### AIM OF THE EXERCISE
In the data that follows, count each line holding the string "Scotland"; answer with the number only.
┌─ RECORDS SHOWN
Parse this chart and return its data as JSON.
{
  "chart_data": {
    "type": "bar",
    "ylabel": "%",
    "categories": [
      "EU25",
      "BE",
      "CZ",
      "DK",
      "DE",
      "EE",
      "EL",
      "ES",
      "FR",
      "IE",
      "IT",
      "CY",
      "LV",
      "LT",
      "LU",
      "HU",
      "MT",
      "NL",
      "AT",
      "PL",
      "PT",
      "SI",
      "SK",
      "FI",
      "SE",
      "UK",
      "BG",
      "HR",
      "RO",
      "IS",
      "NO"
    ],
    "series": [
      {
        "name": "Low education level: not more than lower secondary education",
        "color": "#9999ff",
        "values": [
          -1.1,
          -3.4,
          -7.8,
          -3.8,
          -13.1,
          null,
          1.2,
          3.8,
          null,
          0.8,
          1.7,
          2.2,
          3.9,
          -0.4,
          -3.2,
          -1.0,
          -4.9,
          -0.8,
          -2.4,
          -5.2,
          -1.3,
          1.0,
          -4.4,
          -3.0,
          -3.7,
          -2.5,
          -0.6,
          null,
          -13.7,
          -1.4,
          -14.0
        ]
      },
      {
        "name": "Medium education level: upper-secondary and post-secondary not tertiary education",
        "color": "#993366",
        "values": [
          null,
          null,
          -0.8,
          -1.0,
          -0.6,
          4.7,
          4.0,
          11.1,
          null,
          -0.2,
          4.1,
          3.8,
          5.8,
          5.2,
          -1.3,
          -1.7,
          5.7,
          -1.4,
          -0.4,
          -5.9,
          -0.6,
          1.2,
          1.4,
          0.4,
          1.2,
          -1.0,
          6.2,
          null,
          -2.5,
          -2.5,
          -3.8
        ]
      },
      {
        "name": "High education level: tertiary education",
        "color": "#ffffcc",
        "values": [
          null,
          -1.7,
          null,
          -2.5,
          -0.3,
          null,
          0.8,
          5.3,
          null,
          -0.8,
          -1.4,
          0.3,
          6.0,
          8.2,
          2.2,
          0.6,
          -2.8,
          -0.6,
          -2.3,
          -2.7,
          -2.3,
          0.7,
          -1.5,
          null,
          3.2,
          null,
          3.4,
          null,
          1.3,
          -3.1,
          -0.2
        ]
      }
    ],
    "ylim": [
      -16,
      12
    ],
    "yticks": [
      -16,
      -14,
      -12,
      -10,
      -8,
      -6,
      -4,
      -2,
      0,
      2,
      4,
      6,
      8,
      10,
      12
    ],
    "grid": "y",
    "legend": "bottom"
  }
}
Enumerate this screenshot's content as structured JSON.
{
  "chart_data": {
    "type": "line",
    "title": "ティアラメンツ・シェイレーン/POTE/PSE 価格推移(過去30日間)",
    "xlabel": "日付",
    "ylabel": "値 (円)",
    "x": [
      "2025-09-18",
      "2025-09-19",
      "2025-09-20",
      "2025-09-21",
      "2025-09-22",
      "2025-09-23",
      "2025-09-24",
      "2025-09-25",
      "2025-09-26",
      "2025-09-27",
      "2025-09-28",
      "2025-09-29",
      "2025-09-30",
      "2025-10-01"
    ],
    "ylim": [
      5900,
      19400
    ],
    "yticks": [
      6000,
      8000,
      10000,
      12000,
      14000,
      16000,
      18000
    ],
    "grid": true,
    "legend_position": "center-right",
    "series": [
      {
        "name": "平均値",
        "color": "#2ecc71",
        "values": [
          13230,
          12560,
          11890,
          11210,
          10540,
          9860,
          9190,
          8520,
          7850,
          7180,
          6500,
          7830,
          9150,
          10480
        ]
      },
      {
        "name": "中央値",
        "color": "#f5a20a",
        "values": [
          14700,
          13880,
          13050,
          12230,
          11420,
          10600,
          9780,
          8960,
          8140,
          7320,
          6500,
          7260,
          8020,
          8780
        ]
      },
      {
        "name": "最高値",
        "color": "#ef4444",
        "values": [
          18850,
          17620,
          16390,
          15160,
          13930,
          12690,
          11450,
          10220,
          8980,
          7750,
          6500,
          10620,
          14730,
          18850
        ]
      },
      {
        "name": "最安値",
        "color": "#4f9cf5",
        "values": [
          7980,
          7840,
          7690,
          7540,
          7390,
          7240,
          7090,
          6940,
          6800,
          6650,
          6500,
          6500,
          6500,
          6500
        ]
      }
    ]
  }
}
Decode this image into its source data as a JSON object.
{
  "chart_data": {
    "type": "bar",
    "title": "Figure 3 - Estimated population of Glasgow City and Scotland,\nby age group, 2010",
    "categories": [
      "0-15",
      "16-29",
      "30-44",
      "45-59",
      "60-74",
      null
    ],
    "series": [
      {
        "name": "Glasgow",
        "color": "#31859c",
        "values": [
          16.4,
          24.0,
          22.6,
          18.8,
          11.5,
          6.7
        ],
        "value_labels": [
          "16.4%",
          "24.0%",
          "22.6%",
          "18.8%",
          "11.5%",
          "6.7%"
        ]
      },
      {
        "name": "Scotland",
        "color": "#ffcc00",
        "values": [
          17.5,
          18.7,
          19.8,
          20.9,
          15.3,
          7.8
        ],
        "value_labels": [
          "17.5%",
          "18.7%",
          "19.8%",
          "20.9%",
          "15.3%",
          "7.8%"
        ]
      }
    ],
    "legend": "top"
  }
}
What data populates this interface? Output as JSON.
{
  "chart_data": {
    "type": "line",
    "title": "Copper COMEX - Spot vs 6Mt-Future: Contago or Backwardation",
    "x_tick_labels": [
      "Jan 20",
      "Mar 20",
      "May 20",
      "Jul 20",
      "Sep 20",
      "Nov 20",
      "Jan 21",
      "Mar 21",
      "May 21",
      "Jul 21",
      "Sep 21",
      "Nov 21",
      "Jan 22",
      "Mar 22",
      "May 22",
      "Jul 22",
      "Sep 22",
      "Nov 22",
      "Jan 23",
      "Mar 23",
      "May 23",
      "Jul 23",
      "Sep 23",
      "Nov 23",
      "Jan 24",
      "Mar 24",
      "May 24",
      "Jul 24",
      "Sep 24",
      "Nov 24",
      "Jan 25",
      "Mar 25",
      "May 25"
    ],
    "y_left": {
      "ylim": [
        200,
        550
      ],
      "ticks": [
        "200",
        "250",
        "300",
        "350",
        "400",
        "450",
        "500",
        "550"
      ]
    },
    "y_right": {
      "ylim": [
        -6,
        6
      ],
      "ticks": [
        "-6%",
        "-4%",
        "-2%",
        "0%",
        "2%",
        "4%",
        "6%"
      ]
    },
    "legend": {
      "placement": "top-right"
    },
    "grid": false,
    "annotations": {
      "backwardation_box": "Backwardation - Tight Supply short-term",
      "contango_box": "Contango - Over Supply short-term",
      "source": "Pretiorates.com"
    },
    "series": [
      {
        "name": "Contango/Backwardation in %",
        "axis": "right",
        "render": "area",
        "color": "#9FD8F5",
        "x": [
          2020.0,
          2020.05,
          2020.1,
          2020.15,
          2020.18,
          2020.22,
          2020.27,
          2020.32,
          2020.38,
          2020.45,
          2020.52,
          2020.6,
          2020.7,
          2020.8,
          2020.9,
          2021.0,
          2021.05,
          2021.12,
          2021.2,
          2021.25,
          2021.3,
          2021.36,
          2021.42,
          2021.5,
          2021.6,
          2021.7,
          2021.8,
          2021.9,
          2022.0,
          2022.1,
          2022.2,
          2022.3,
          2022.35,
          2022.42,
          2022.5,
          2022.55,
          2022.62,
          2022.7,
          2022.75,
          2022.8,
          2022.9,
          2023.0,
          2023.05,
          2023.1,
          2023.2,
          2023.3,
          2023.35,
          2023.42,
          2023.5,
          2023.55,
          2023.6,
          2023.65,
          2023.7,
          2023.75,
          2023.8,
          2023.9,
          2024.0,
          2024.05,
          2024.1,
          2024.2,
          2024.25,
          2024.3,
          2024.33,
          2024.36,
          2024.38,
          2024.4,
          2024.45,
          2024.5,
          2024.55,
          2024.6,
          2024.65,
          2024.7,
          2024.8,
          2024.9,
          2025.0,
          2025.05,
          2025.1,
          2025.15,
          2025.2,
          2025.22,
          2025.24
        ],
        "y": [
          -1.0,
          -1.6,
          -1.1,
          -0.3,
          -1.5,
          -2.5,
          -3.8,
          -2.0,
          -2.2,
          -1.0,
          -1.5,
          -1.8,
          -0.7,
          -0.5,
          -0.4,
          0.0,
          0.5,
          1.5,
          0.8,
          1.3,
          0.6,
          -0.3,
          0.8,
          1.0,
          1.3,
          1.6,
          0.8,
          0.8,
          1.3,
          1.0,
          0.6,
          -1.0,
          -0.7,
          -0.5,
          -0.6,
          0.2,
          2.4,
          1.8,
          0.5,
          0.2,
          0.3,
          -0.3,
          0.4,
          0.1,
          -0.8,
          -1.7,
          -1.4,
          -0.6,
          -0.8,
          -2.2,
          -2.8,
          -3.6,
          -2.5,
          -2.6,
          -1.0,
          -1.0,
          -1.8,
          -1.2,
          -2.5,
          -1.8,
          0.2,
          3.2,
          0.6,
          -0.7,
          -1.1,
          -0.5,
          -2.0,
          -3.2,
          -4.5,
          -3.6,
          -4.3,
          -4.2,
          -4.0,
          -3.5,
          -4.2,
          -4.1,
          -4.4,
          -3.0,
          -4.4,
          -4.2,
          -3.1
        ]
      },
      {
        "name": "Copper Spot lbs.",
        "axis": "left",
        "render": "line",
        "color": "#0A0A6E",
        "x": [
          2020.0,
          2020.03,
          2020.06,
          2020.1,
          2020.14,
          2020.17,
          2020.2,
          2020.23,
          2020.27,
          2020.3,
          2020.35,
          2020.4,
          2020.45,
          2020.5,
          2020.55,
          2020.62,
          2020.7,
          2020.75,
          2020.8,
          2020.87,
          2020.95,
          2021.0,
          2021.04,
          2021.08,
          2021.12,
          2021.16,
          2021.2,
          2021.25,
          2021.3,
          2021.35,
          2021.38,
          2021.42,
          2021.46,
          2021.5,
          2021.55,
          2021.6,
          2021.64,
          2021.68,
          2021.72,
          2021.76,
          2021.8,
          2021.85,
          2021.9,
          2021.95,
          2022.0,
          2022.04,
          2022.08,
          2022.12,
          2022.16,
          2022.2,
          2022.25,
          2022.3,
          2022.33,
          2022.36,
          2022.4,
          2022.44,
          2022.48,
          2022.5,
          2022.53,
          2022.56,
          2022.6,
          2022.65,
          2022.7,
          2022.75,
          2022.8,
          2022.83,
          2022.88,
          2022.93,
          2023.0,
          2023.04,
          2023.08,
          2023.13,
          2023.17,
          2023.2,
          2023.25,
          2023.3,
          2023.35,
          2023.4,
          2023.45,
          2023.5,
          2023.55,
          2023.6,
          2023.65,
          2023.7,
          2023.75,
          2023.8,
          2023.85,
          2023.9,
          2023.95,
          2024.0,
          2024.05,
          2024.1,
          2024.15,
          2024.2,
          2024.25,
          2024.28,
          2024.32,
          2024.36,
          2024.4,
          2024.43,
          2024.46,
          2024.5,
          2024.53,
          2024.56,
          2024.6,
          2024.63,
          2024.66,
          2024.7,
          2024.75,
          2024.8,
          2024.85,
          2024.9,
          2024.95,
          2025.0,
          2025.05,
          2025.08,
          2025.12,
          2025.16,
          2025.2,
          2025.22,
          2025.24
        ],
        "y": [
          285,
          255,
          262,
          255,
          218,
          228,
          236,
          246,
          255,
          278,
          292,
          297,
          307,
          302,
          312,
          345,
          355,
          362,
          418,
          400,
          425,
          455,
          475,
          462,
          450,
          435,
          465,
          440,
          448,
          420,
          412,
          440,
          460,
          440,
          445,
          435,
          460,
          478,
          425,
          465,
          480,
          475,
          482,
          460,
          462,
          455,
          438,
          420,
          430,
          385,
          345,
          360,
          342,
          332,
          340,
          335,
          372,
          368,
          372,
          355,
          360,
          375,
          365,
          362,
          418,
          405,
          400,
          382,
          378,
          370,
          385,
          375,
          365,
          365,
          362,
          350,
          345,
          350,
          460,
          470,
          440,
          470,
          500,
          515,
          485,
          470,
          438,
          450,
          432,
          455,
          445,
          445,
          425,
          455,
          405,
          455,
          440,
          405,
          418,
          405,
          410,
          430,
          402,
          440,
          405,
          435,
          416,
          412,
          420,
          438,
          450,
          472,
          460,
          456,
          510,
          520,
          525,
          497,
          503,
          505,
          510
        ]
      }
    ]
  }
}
└─
### WRITTEN ANSWER
2